### WORK REQUIRED
Locate the string "bulb" throughout the material and copy every line in which it occurs.

Records from a collection of figures
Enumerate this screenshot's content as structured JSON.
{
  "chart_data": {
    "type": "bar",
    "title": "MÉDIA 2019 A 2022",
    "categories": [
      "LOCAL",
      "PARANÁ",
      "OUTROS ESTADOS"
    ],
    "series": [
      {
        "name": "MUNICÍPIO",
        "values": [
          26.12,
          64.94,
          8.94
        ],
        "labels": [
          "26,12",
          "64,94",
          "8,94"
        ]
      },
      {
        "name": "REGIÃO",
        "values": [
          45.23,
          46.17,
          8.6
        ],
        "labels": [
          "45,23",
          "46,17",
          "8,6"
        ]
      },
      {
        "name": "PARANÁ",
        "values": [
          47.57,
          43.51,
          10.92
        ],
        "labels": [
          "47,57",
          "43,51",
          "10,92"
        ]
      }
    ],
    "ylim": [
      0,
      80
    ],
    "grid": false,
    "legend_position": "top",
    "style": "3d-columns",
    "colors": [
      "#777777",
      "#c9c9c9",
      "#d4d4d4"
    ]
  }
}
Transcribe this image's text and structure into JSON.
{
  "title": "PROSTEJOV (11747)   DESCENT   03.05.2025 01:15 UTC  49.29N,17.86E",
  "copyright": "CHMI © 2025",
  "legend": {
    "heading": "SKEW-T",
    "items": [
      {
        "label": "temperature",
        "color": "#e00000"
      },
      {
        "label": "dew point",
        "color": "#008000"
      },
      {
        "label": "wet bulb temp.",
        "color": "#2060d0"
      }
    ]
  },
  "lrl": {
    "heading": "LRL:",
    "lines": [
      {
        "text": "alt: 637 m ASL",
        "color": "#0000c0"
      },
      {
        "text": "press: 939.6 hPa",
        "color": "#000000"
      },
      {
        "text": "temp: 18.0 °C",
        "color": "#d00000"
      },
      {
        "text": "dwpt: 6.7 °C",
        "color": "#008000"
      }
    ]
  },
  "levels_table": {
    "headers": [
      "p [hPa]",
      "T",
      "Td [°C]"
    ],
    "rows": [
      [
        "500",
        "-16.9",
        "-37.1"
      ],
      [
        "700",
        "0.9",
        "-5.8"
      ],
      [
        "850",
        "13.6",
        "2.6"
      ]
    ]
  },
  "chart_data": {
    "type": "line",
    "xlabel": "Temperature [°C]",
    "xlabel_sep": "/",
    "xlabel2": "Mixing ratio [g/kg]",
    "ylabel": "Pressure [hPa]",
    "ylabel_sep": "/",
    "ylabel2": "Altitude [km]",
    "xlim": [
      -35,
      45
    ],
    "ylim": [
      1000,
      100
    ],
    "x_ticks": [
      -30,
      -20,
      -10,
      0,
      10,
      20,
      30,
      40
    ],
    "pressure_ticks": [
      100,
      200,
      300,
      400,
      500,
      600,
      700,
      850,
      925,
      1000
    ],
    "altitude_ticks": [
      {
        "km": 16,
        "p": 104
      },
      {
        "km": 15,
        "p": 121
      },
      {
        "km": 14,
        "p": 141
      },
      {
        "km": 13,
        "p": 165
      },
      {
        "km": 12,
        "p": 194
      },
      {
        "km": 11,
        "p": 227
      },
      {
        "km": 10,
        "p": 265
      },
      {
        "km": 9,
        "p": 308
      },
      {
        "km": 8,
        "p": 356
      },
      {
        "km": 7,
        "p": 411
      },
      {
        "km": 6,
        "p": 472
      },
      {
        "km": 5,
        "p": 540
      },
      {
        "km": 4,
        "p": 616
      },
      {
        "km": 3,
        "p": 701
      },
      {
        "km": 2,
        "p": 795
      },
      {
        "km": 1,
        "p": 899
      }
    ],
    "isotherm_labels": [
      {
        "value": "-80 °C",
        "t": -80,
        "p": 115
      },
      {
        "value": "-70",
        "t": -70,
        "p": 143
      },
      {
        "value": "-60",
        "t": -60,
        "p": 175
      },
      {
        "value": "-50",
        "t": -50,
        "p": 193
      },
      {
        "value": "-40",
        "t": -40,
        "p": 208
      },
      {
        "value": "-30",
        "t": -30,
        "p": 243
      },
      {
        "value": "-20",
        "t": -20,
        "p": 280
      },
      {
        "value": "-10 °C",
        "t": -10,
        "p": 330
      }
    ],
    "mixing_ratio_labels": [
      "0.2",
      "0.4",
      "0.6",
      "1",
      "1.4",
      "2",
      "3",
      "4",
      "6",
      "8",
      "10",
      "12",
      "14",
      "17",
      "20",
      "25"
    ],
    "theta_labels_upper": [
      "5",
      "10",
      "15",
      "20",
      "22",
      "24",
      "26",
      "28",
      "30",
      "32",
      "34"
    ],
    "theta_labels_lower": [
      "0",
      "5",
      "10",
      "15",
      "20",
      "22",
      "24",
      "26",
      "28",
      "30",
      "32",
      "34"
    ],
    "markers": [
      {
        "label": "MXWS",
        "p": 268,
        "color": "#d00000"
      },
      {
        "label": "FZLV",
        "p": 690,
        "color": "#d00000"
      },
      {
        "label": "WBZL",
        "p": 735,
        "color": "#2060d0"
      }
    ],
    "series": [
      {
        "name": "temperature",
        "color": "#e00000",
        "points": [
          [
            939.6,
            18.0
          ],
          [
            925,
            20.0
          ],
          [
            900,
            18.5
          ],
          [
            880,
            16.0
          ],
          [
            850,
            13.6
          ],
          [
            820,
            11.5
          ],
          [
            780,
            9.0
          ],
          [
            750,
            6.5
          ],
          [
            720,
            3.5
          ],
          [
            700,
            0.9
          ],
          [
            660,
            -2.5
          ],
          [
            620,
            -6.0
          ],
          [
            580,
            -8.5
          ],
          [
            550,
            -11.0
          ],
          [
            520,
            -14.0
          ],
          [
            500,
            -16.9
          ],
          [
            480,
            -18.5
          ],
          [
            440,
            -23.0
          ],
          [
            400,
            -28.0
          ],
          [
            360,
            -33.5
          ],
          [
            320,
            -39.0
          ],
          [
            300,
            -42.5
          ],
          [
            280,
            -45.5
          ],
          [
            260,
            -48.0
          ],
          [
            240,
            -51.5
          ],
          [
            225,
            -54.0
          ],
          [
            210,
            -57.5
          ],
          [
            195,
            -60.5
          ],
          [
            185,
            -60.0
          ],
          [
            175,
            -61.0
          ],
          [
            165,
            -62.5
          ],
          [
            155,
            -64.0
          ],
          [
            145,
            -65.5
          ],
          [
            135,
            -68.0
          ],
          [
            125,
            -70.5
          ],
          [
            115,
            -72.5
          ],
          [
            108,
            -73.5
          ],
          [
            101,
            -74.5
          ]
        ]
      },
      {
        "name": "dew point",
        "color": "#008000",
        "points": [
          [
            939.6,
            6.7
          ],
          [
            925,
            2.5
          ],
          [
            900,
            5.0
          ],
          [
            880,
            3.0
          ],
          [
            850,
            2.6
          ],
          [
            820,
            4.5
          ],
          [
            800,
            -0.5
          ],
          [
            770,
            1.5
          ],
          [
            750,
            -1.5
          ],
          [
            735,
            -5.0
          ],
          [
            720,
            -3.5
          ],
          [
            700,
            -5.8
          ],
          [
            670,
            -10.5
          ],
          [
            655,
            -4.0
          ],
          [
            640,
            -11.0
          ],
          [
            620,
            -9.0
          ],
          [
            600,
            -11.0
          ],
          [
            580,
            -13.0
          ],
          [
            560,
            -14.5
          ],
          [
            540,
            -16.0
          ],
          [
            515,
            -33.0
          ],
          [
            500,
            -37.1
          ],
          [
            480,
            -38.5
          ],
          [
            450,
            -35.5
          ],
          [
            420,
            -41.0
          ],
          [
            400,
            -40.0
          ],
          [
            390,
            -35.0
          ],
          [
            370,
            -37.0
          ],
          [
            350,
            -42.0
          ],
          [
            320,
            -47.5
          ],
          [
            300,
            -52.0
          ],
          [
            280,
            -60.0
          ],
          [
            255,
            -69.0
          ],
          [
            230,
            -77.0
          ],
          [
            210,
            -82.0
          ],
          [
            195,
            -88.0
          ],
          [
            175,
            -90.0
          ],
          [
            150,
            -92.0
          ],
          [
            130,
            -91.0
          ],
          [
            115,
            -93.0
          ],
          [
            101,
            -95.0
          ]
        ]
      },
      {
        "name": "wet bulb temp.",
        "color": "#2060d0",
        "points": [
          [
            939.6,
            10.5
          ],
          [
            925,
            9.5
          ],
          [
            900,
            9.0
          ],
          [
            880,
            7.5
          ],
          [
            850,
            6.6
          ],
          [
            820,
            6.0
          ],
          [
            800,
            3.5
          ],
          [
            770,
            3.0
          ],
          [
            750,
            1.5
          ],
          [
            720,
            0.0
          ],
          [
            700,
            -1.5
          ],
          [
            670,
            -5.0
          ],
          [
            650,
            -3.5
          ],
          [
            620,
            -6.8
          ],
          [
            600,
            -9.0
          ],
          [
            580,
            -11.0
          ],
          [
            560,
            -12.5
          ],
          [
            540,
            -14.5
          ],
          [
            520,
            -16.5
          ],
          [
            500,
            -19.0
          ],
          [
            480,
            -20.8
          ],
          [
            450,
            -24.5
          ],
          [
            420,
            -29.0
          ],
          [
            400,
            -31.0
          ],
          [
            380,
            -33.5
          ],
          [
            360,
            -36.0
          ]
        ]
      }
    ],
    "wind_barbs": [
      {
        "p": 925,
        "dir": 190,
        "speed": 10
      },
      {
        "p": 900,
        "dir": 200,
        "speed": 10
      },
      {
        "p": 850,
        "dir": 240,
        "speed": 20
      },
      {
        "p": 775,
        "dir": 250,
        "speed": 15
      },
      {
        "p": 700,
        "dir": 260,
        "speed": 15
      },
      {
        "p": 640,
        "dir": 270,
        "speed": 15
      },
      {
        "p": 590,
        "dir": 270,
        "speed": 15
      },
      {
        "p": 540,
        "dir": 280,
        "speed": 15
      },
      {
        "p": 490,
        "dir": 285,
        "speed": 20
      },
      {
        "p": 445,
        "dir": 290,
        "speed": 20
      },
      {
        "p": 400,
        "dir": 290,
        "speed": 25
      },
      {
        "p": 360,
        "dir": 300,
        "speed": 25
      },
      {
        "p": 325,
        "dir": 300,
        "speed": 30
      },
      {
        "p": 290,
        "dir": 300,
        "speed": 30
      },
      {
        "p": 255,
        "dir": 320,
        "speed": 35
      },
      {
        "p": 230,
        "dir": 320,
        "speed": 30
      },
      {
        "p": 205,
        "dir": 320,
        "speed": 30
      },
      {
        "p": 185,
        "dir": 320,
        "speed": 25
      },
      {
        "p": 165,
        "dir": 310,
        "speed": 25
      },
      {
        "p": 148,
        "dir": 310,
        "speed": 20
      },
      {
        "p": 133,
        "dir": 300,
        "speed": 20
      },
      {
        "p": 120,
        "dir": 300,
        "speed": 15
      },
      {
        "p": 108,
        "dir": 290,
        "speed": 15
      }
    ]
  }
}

### THE REPLY
        "label": "wet bulb temp.",
        "name": "wet bulb temp.",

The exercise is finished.